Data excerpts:
------------------------------------------------
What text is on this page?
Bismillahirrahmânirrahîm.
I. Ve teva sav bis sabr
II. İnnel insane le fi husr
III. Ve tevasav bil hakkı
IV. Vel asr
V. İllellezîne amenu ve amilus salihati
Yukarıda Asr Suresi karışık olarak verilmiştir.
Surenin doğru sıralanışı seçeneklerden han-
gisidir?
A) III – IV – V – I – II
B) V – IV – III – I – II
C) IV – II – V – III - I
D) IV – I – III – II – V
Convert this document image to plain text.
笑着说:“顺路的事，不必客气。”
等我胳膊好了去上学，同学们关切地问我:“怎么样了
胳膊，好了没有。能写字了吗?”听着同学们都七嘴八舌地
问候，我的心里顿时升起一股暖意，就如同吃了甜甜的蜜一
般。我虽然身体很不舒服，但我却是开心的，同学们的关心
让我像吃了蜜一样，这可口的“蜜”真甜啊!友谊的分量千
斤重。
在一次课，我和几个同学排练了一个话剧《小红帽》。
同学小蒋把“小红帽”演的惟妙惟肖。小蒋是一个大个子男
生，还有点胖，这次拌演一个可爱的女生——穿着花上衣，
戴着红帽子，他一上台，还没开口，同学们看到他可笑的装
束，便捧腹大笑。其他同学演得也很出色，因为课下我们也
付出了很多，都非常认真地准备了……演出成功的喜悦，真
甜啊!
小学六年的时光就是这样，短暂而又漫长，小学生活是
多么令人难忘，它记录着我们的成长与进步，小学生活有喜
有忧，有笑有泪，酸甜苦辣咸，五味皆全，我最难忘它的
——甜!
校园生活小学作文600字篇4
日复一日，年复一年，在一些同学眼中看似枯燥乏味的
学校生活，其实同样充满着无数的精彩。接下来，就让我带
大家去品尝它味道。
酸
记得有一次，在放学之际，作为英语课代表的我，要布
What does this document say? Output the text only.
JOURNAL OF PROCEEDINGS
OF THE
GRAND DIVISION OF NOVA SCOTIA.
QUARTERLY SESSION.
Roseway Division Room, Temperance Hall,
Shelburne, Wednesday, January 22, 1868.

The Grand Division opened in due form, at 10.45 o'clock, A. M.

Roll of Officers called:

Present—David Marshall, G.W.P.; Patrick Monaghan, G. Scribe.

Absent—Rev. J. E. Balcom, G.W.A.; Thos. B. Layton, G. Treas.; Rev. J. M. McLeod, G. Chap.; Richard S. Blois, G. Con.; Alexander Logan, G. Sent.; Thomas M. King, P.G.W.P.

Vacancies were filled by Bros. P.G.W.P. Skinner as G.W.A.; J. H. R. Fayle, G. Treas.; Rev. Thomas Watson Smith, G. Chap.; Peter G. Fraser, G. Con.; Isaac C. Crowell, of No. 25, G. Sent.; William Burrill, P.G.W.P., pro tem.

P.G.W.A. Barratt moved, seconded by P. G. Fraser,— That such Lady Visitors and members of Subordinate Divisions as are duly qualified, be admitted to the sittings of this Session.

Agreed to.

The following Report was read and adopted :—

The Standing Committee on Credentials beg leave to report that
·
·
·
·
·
------------------------------------------------
Check each line of the records above for the word "Fraser", then give the number of lines that have it, with no other words.

*The reply*.
2